"""
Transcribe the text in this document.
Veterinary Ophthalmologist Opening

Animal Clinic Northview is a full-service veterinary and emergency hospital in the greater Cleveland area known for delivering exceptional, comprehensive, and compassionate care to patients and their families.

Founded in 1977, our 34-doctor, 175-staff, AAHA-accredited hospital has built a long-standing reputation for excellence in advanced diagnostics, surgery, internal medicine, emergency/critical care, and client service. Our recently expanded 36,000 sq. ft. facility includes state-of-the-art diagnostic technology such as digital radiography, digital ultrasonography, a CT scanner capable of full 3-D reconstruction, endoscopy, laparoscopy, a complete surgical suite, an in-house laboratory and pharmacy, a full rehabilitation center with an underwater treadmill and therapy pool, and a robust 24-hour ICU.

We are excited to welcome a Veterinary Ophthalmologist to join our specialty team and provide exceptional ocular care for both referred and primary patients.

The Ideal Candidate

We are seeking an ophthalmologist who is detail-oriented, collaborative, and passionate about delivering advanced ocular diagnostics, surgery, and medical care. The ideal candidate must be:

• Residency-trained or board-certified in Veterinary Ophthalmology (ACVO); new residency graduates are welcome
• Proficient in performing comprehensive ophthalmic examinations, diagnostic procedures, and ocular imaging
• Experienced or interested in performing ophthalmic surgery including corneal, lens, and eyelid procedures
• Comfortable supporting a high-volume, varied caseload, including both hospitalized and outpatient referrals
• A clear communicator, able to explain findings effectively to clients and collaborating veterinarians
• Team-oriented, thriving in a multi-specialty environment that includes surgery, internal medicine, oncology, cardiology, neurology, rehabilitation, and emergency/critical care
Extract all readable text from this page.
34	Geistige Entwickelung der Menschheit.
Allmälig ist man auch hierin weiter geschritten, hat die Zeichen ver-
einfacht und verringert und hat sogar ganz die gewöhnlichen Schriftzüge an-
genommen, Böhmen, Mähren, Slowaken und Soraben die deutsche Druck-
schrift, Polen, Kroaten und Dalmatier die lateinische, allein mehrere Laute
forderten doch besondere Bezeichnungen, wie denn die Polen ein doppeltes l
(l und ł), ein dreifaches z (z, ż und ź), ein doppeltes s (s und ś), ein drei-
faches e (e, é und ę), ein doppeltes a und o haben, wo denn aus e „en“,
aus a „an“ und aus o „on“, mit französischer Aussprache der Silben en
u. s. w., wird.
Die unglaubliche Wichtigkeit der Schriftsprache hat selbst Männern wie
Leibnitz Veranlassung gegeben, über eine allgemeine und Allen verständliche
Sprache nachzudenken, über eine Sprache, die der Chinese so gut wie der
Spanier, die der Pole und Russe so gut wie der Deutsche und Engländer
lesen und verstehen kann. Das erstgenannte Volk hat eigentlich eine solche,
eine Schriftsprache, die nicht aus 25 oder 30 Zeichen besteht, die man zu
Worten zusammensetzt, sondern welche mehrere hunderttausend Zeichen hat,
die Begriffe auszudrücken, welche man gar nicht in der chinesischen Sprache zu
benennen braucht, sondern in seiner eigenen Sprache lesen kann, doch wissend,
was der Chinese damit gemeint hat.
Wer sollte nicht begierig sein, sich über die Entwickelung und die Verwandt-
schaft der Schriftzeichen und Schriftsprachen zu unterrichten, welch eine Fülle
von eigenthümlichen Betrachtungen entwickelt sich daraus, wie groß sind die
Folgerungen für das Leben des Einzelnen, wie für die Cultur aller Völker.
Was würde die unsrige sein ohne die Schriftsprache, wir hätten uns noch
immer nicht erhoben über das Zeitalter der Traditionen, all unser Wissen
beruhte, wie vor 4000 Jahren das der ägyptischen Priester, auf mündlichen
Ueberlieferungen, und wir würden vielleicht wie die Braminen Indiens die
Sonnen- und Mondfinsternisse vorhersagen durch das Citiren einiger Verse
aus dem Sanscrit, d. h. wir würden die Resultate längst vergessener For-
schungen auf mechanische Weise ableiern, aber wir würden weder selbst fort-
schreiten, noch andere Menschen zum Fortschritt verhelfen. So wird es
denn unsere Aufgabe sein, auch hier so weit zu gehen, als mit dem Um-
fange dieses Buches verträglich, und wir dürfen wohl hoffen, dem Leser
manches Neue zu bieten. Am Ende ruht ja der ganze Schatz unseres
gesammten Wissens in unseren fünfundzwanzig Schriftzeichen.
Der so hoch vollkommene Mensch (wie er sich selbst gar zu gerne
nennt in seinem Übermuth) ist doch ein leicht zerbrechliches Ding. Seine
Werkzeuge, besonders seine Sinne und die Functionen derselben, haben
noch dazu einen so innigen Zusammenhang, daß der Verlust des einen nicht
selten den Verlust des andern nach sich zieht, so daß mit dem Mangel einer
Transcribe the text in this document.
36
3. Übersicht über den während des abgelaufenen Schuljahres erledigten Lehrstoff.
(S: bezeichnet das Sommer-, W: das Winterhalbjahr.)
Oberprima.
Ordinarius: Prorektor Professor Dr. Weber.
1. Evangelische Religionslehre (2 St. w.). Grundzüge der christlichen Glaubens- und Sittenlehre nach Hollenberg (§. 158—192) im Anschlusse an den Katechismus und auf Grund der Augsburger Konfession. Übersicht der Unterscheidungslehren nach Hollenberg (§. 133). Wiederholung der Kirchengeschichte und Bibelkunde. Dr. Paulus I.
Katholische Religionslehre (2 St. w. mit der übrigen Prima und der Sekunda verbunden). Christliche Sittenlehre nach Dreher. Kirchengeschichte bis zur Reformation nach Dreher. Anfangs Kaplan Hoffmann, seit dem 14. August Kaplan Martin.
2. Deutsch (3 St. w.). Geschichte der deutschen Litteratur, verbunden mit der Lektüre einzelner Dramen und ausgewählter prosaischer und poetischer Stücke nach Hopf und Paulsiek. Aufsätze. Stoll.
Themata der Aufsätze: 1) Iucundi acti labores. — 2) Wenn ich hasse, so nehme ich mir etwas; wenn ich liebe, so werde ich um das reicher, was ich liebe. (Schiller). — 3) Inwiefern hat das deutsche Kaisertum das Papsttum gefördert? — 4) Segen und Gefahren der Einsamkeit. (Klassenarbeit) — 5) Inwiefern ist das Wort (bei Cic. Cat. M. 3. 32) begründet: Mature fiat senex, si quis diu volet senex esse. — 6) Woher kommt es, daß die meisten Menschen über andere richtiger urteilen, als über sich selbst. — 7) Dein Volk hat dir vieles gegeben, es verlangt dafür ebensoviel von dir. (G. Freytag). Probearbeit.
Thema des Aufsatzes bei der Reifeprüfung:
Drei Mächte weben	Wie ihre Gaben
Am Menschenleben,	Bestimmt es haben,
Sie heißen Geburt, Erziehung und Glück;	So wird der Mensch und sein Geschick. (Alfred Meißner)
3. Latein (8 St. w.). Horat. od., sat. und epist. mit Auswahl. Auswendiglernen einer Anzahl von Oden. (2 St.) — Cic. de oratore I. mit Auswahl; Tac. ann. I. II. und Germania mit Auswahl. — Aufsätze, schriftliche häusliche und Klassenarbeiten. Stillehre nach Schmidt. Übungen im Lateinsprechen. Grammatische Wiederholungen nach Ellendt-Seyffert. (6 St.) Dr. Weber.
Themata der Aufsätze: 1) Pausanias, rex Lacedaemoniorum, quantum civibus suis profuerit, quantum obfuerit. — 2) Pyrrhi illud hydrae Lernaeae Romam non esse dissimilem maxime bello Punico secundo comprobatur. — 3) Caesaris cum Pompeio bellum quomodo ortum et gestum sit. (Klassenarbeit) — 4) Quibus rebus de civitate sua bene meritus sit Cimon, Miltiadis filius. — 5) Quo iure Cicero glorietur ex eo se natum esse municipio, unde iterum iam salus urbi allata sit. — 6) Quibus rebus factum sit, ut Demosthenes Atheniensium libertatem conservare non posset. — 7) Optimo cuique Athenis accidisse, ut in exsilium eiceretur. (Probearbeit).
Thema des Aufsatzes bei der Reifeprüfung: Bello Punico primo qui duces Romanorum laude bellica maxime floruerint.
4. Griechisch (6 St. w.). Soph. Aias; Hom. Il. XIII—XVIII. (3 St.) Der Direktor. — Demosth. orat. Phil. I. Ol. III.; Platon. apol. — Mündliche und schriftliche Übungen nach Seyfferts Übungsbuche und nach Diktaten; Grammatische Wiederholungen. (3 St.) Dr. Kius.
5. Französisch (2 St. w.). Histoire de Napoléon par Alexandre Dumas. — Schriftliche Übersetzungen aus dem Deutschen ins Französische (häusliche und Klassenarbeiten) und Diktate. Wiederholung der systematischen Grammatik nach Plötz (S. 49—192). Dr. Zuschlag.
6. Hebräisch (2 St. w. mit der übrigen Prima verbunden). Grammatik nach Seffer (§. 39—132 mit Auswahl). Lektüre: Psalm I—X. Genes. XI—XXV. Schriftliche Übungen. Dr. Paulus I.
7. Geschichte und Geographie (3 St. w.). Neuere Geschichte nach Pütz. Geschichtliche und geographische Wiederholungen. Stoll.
"""
● **EXERCISE**
Report all lines of the data that include the word "Religionslehre".

● **RESPONSE TO THIS TASK**
1. Evangelische Religionslehre (2 St. w.). Grundzüge der christlichen Glaubens- und Sittenlehre nach Hollenberg (§. 158—192) im Anschlusse an den Katechismus und auf Grund der Augsburger Konfession. Übersicht der Unterscheidungslehren nach Hollenberg (§. 133). Wiederholung der Kirchengeschichte und Bibelkunde. Dr. Paulus I.
Katholische Religionslehre (2 St. w. mit der übrigen Prima und der Sekunda verbunden). Christliche Sittenlehre nach Dreher. Kirchengeschichte bis zur Reformation nach Dreher. Anfangs Kaplan Hoffmann, seit dem 14. August Kaplan Martin.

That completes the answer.